- TO DO
From the listing below, extract every line in which the word "Timmins" appears.

## START

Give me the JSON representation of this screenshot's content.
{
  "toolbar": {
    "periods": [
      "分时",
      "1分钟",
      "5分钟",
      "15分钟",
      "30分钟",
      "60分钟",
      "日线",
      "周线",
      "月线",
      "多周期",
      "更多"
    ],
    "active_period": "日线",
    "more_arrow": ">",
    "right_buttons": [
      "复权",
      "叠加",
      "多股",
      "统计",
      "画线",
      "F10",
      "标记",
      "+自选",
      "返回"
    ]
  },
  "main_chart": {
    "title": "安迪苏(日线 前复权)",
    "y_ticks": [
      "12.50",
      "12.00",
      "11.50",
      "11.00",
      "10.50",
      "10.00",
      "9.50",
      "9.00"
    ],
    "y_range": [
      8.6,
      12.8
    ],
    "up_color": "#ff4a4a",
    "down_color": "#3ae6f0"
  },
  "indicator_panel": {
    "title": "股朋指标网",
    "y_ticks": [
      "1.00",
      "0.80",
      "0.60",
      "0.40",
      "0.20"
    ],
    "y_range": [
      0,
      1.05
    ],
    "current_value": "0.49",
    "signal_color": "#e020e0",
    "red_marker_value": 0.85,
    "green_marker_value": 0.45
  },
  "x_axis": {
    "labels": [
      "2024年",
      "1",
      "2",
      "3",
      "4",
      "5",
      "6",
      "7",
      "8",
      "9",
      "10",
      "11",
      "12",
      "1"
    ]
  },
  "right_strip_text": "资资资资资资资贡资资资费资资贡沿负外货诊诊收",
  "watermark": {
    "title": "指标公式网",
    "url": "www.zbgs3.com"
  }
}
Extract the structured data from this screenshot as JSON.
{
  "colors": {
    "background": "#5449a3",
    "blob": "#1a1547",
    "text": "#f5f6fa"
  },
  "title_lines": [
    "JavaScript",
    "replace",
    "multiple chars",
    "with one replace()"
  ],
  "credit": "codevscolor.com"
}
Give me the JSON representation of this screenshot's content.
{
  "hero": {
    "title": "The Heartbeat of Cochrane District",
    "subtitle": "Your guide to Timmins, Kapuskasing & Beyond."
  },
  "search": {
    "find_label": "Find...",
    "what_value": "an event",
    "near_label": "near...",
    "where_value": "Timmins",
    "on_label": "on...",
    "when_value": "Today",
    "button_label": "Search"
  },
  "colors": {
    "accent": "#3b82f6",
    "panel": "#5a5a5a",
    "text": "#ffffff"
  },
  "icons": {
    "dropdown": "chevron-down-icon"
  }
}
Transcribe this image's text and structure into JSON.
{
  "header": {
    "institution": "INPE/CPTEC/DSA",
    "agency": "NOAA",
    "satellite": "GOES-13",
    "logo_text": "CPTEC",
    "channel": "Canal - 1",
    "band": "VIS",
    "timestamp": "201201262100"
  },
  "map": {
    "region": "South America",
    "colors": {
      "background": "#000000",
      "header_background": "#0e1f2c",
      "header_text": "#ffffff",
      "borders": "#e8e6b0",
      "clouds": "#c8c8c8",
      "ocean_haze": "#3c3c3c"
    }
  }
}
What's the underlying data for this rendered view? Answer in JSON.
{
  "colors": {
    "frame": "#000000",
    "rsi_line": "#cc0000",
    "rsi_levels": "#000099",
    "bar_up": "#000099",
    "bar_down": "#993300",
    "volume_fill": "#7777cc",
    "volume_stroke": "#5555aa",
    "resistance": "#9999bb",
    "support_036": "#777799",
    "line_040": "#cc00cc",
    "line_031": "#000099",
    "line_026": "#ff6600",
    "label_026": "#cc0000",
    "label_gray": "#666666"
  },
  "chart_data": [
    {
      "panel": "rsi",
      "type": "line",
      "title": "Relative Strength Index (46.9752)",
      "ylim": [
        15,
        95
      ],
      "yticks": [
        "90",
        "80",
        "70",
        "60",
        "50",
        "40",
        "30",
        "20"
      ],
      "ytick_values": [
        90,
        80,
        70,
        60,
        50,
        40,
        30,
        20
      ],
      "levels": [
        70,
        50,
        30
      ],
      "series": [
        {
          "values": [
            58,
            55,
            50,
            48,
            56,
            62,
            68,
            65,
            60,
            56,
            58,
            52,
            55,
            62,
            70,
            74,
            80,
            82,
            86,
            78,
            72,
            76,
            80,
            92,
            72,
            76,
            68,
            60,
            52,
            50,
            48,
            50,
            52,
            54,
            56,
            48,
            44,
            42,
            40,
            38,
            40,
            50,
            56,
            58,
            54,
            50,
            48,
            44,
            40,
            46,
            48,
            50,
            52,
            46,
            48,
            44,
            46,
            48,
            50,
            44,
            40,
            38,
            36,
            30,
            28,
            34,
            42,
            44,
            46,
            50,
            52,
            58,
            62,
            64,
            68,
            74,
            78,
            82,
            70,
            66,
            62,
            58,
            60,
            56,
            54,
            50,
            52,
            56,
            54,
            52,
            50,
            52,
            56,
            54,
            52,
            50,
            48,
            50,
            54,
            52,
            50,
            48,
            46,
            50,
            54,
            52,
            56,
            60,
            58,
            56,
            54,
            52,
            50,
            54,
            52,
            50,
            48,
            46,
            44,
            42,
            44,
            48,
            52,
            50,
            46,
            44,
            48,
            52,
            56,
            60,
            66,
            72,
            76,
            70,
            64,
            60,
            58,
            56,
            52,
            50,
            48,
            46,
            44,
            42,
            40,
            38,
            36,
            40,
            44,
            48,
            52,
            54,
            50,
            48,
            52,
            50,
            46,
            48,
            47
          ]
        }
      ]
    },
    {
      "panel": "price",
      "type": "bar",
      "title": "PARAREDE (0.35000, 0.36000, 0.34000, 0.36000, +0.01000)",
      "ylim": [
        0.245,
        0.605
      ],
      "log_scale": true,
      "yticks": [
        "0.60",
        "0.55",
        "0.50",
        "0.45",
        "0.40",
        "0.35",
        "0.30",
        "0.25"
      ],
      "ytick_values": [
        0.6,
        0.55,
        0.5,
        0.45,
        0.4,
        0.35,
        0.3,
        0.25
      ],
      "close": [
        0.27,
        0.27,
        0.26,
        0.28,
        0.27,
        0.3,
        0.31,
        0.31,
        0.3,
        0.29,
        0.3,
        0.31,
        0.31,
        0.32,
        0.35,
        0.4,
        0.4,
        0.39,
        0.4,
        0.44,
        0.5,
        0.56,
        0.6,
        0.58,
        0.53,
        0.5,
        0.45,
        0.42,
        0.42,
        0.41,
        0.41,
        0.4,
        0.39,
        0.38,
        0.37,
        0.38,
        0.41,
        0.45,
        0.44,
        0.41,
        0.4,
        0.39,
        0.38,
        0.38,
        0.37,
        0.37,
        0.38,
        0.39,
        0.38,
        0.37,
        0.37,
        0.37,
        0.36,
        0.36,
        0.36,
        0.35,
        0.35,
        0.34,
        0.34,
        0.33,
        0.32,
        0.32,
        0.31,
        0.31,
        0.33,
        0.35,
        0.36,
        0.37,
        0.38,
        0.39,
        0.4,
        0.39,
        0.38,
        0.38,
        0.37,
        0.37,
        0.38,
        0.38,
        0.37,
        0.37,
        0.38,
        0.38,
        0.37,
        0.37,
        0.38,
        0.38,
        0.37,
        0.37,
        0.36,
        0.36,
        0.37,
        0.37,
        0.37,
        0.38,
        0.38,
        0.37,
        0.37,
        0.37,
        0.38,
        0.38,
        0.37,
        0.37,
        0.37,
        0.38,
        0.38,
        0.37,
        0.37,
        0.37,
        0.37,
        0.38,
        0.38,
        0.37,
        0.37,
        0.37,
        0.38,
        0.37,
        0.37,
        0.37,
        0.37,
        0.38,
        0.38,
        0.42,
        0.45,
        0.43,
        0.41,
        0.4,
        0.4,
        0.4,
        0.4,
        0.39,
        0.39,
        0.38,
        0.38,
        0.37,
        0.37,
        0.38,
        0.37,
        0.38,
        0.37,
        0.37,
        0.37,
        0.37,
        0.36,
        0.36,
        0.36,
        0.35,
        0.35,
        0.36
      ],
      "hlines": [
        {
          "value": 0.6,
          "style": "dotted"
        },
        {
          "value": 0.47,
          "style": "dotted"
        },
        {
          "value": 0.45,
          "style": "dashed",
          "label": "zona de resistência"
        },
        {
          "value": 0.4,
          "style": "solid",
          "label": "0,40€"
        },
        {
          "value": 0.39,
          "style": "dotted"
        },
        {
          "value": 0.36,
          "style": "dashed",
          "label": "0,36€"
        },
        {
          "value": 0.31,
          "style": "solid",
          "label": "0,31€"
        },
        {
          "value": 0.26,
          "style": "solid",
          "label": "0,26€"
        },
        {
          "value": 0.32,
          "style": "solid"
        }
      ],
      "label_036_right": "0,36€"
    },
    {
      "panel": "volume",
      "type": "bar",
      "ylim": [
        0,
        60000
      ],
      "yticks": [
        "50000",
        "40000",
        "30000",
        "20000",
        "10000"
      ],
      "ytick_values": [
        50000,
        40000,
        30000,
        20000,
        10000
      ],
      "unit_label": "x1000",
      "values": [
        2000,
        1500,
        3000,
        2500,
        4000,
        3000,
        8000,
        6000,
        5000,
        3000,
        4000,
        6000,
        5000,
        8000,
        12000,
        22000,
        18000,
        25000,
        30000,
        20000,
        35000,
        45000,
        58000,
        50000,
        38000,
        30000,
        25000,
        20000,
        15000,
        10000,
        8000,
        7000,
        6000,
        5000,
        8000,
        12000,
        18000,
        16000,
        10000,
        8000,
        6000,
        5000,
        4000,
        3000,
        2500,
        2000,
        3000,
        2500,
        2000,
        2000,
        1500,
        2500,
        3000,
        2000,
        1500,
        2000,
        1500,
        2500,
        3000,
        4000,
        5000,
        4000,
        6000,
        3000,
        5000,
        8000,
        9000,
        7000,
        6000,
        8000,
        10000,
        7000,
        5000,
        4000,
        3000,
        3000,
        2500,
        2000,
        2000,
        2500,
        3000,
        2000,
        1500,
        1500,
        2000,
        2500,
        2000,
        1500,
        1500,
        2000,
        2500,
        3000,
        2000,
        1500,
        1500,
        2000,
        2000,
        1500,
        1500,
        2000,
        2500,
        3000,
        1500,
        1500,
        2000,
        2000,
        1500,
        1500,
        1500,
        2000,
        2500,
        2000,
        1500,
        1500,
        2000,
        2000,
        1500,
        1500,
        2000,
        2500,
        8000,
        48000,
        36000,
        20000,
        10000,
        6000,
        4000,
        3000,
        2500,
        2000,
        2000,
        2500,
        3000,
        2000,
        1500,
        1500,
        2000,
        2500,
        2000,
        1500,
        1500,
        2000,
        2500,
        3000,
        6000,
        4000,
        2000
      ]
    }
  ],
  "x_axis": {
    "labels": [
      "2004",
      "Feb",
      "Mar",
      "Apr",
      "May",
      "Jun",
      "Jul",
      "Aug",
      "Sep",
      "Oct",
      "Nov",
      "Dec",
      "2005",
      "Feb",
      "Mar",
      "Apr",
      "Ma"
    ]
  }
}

## END

- SOLUTION BELOW
    "subtitle": "Your guide to Timmins, Kapuskasing & Beyond."
    "where_value": "Timmins",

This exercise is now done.